The brown widow spider has a distinctive hourglass-shaped mark on its belly that is tan or orange in colour. Photo: TNS
A poisonous spider, once confined to Africa, is slowly spreading around the globe. And it has found its way to Malaysian shores.
The brown widow spider (Latrodectus geometricus) is now confirmed to exist in Penang, Selangor and Johor, after Universiti Malaya (UM) scientists studied the physical features and DNA bar-coding of samples.
In Penang, the 1cm-long spiders had infested homes in a newly completed housing estate in Bukit Mertajam. The developer was advised to fumigate the area. In Selangor, the spiders found a home on a student’s bicycle in Serdang and on furniture in a mamak stall in Bandar Sunway. In Johor, they were found in the hinges of a car door.
These sightings were made in 2011 and 2012, and the results were recently published in the Journal Of Venomous Animals And Toxins Including Tropical Diseases.
The latest reported sighting was four months ago, when the UM scientists received a spider sample collected from Sungai Buloh from the Selangor Health Department for identification as it was unusual-looking, and it turned out to be the brown widow.
The brown widow spider is among the 30 species of the genus Latrodectus. They earned the name “widow” because the female supposedly eats the male after mating. However, this behaviour has been only conclusively documented for one species, the red-backed spider (Latrodectus hasselti) that is found in Australia, New Zealand and Japan.
The name widow spider instantly strikes fear as their venom has gained them notoriety. But while bites from the black widow (Latrodectus mactans, found in North America) can be fatal, they have led to deaths in less than 1% of cases. Deaths from injection of venom (envenomation) from the brown spider is less-known. A case was reported in Madagascar in 1991 but it remains in question.
Mustakiza Muslimin, co-author of the paper, says that save for two species, all spiders are venomous. But not all of these cause harm to humans. The brown widow is known to be non-aggressive and only bites when threatened. Like most widow spiders, it avoids people and if disturbed, retracts its legs and play dead.
Lead author Dr Noraishah Mydin Abdul Aziz says the venom of the brown widow is actually more potent than the black widow’s but because it is less able to bite through the skin, this bring cases of injection of venom to almost nil. “The worrying thing is if someone develops an allergic reaction from the bite,” says the senior lecturer in the department of parasitology, UM faculty of medicine.

→ **PROBLEM**
According to the passage about the brown widow spider, in which three Malaysian states has the spider been confirmed to exist? The lines that come next have no connection to the passage about the brown widow spider.

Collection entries
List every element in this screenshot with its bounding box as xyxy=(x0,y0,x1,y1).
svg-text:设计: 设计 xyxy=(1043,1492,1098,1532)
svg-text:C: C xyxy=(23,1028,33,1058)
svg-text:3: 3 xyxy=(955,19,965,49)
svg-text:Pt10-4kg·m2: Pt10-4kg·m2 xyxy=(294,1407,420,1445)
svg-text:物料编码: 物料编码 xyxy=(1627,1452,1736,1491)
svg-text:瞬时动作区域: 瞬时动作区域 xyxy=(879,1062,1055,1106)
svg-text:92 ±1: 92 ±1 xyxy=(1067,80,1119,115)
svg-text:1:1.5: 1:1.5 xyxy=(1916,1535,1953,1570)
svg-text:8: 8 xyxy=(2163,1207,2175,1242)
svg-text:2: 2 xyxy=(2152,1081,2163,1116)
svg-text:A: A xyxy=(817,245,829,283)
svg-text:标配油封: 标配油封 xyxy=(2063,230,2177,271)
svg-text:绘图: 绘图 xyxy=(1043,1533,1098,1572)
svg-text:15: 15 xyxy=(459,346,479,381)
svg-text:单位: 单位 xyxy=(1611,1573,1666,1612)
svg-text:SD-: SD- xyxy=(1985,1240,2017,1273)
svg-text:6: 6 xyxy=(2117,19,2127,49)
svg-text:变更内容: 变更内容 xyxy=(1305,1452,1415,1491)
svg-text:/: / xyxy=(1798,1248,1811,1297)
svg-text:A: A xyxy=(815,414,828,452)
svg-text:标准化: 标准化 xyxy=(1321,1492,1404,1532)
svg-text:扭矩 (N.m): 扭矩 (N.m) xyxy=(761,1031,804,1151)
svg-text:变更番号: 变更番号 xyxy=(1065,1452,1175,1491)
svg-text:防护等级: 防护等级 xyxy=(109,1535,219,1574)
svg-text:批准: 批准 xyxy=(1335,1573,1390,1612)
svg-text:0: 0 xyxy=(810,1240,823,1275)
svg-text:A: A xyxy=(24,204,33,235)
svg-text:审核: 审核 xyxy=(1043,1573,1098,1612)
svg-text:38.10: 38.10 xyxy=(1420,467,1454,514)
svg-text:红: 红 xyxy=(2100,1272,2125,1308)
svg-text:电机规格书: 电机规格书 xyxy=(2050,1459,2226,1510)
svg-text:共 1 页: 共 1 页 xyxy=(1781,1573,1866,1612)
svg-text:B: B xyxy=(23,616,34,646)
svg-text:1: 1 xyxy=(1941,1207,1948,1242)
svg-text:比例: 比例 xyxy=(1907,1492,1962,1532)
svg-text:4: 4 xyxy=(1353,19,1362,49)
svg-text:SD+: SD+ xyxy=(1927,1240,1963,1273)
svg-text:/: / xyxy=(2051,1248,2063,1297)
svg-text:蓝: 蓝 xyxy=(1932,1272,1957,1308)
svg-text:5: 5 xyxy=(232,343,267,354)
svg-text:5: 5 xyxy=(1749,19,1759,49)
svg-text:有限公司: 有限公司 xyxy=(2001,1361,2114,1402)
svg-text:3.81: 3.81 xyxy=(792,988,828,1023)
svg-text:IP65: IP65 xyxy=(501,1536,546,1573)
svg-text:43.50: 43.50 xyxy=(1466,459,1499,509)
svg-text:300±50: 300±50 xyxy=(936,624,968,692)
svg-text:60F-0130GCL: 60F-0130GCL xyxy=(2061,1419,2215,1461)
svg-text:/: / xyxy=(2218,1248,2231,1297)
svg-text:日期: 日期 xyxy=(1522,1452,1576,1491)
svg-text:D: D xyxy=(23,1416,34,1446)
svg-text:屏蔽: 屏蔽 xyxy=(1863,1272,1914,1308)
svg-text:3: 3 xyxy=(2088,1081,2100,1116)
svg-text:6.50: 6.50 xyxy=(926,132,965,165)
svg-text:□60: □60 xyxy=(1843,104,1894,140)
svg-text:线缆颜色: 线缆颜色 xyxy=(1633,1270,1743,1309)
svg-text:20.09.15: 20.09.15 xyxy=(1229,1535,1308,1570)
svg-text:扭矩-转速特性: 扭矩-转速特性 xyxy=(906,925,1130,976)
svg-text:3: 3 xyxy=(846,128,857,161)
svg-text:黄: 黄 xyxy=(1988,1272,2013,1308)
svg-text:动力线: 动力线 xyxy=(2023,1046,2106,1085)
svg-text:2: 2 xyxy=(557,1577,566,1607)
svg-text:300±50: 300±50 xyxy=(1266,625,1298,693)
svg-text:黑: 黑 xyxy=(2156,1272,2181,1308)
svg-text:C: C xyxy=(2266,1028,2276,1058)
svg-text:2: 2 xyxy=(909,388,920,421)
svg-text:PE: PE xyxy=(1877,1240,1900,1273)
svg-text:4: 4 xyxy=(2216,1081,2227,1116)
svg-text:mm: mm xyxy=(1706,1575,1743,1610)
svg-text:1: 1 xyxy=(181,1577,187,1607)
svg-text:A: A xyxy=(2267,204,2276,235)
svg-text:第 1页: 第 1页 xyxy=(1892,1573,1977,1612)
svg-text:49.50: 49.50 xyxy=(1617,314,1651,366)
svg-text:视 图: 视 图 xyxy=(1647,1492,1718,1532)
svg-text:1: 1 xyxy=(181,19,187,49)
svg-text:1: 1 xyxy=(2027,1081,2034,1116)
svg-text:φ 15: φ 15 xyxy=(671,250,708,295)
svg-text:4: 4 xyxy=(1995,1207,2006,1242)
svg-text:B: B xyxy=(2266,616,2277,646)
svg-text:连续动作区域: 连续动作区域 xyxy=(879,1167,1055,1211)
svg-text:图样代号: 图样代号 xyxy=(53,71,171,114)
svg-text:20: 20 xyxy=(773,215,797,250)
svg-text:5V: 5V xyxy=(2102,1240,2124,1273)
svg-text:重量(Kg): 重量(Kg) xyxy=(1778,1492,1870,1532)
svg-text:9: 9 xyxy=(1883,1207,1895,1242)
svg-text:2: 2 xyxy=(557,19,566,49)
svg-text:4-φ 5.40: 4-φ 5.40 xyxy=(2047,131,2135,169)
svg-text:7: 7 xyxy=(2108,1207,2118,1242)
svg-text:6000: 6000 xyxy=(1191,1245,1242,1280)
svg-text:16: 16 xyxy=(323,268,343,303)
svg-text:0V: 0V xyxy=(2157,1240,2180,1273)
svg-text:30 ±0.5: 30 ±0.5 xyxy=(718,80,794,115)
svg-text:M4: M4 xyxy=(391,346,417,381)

→ **YOUR SOLUTION**
Penang, Selangor and Johor.